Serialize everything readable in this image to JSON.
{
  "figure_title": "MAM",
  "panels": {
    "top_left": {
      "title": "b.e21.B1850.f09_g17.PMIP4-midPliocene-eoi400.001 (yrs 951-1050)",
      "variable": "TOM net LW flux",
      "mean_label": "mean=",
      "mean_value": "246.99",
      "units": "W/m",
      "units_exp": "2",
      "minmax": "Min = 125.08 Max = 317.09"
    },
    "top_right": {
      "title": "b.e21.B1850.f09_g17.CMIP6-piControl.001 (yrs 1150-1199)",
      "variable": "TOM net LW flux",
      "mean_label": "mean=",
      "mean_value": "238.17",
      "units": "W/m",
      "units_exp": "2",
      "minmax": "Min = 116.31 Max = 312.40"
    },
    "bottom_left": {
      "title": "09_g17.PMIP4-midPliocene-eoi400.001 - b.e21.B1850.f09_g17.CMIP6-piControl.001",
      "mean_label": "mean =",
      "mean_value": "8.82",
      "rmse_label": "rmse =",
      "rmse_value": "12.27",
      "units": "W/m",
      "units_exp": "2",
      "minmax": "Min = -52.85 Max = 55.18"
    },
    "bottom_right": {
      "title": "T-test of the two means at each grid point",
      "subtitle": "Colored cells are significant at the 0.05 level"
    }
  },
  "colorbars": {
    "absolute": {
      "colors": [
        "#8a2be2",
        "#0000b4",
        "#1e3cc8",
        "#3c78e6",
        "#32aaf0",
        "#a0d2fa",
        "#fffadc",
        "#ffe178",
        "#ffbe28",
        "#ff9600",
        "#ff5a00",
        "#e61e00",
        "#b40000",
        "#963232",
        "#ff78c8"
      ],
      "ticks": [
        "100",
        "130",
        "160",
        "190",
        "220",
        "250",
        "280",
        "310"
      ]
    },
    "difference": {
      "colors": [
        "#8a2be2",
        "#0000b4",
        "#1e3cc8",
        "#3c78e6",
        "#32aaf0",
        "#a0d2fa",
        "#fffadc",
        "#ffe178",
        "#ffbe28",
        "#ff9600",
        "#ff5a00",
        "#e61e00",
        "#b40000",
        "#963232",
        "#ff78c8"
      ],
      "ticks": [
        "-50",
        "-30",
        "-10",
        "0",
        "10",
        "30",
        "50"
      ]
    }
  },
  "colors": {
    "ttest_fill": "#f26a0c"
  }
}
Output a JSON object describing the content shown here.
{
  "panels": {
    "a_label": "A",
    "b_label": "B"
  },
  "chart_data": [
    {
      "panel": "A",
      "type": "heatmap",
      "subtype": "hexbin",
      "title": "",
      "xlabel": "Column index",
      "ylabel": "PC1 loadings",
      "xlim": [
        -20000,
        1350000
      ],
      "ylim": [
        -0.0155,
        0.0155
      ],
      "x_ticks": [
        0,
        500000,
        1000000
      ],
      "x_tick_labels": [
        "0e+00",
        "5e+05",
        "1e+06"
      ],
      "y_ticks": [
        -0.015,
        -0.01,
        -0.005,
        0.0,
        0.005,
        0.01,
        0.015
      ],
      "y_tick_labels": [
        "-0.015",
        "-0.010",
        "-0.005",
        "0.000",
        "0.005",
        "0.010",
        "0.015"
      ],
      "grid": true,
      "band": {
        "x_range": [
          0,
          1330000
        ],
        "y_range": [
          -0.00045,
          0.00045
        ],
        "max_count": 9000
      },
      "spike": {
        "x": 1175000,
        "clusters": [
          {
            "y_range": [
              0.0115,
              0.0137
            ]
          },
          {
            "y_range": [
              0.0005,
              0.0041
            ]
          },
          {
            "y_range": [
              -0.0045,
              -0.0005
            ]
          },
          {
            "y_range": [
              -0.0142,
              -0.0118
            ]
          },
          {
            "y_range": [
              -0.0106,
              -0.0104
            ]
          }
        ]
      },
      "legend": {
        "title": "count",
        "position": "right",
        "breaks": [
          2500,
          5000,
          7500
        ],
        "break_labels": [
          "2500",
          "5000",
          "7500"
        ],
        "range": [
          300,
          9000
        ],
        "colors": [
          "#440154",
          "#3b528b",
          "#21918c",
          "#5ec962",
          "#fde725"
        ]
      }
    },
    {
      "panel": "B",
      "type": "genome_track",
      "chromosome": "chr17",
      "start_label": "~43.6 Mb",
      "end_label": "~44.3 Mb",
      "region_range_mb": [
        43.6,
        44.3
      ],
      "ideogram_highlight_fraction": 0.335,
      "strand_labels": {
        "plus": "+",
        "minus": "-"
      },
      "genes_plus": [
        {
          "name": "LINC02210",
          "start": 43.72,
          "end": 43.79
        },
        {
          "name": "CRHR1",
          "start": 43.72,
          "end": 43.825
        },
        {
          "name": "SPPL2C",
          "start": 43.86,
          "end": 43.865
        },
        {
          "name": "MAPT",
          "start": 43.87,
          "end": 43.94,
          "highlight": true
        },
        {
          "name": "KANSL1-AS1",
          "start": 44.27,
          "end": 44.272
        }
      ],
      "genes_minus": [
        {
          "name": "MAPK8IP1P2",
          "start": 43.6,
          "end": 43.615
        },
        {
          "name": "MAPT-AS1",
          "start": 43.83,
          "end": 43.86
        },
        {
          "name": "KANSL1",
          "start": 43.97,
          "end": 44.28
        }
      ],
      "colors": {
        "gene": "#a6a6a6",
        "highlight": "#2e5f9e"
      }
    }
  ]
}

Required work: What is needed is a word-for-word copy of all the material.

Response box:
Serialize everything readable in this image to JSON.
{
  "figure_title": "MAM",
  "panels": {
    "top_left": {
      "title": "b.e21.B1850.f09_g17.PMIP4-midPliocene-eoi400.001 (yrs 951-1050)",
      "variable": "TOM net LW flux",
      "mean_label": "mean=",
      "mean_value": "246.99",
      "units": "W/m",
      "units_exp": "2",
      "minmax": "Min = 125.08 Max = 317.09"
    },
    "top_right": {
      "title": "b.e21.B1850.f09_g17.CMIP6-piControl.001 (yrs 1150-1199)",
      "variable": "TOM net LW flux",
      "mean_label": "mean=",
      "mean_value": "238.17",
      "units": "W/m",
      "units_exp": "2",
      "minmax": "Min = 116.31 Max = 312.40"
    },
    "bottom_left": {
      "title": "09_g17.PMIP4-midPliocene-eoi400.001 - b.e21.B1850.f09_g17.CMIP6-piControl.001",
      "mean_label": "mean =",
      "mean_value": "8.82",
      "rmse_label": "rmse =",
      "rmse_value": "12.27",
      "units": "W/m",
      "units_exp": "2",
      "minmax": "Min = -52.85 Max = 55.18"
    },
    "bottom_right": {
      "title": "T-test of the two means at each grid point",
      "subtitle": "Colored cells are significant at the 0.05 level"
    }
  },
  "colorbars": {
    "absolute": {
      "colors": [
        "#8a2be2",
        "#0000b4",
        "#1e3cc8",
        "#3c78e6",
        "#32aaf0",
        "#a0d2fa",
        "#fffadc",
        "#ffe178",
        "#ffbe28",
        "#ff9600",
        "#ff5a00",
        "#e61e00",
        "#b40000",
        "#963232",
        "#ff78c8"
      ],
      "ticks": [
        "100",
        "130",
        "160",
        "190",
        "220",
        "250",
        "280",
        "310"
      ]
    },
    "difference": {
      "colors": [
        "#8a2be2",
        "#0000b4",
        "#1e3cc8",
        "#3c78e6",
        "#32aaf0",
        "#a0d2fa",
        "#fffadc",
        "#ffe178",
        "#ffbe28",
        "#ff9600",
        "#ff5a00",
        "#e61e00",
        "#b40000",
        "#963232",
        "#ff78c8"
      ],
      "ticks": [
        "-50",
        "-30",
        "-10",
        "0",
        "10",
        "30",
        "50"
      ]
    }
  },
  "colors": {
    "ttest_fill": "#f26a0c"
  }
}
Output a JSON object describing the content shown here.
{
  "panels": {
    "a_label": "A",
    "b_label": "B"
  },
  "chart_data": [
    {
      "panel": "A",
      "type": "heatmap",
      "subtype": "hexbin",
      "title": "",
      "xlabel": "Column index",
      "ylabel": "PC1 loadings",
      "xlim": [
        -20000,
        1350000
      ],
      "ylim": [
        -0.0155,
        0.0155
      ],
      "x_ticks": [
        0,
        500000,
        1000000
      ],
      "x_tick_labels": [
        "0e+00",
        "5e+05",
        "1e+06"
      ],
      "y_ticks": [
        -0.015,
        -0.01,
        -0.005,
        0.0,
        0.005,
        0.01,
        0.015
      ],
      "y_tick_labels": [
        "-0.015",
        "-0.010",
        "-0.005",
        "0.000",
        "0.005",
        "0.010",
        "0.015"
      ],
      "grid": true,
      "band": {
        "x_range": [
          0,
          1330000
        ],
        "y_range": [
          -0.00045,
          0.00045
        ],
        "max_count": 9000
      },
      "spike": {
        "x": 1175000,
        "clusters": [
          {
            "y_range": [
              0.0115,
              0.0137
            ]
          },
          {
            "y_range": [
              0.0005,
              0.0041
            ]
          },
          {
            "y_range": [
              -0.0045,
              -0.0005
            ]
          },
          {
            "y_range": [
              -0.0142,
              -0.0118
            ]
          },
          {
            "y_range": [
              -0.0106,
              -0.0104
            ]
          }
        ]
      },
      "legend": {
        "title": "count",
        "position": "right",
        "breaks": [
          2500,
          5000,
          7500
        ],
        "break_labels": [
          "2500",
          "5000",
          "7500"
        ],
        "range": [
          300,
          9000
        ],
        "colors": [
          "#440154",
          "#3b528b",
          "#21918c",
          "#5ec962",
          "#fde725"
        ]
      }
    },
    {
      "panel": "B",
      "type": "genome_track",
      "chromosome": "chr17",
      "start_label": "~43.6 Mb",
      "end_label": "~44.3 Mb",
      "region_range_mb": [
        43.6,
        44.3
      ],
      "ideogram_highlight_fraction": 0.335,
      "strand_labels": {
        "plus": "+",
        "minus": "-"
      },
      "genes_plus": [
        {
          "name": "LINC02210",
          "start": 43.72,
          "end": 43.79
        },
        {
          "name": "CRHR1",
          "start": 43.72,
          "end": 43.825
        },
        {
          "name": "SPPL2C",
          "start": 43.86,
          "end": 43.865
        },
        {
          "name": "MAPT",
          "start": 43.87,
          "end": 43.94,
          "highlight": true
        },
        {
          "name": "KANSL1-AS1",
          "start": 44.27,
          "end": 44.272
        }
      ],
      "genes_minus": [
        {
          "name": "MAPK8IP1P2",
          "start": 43.6,
          "end": 43.615
        },
        {
          "name": "MAPT-AS1",
          "start": 43.83,
          "end": 43.86
        },
        {
          "name": "KANSL1",
          "start": 43.97,
          "end": 44.28
        }
      ],
      "colors": {
        "gene": "#a6a6a6",
        "highlight": "#2e5f9e"
      }
    }
  ]
}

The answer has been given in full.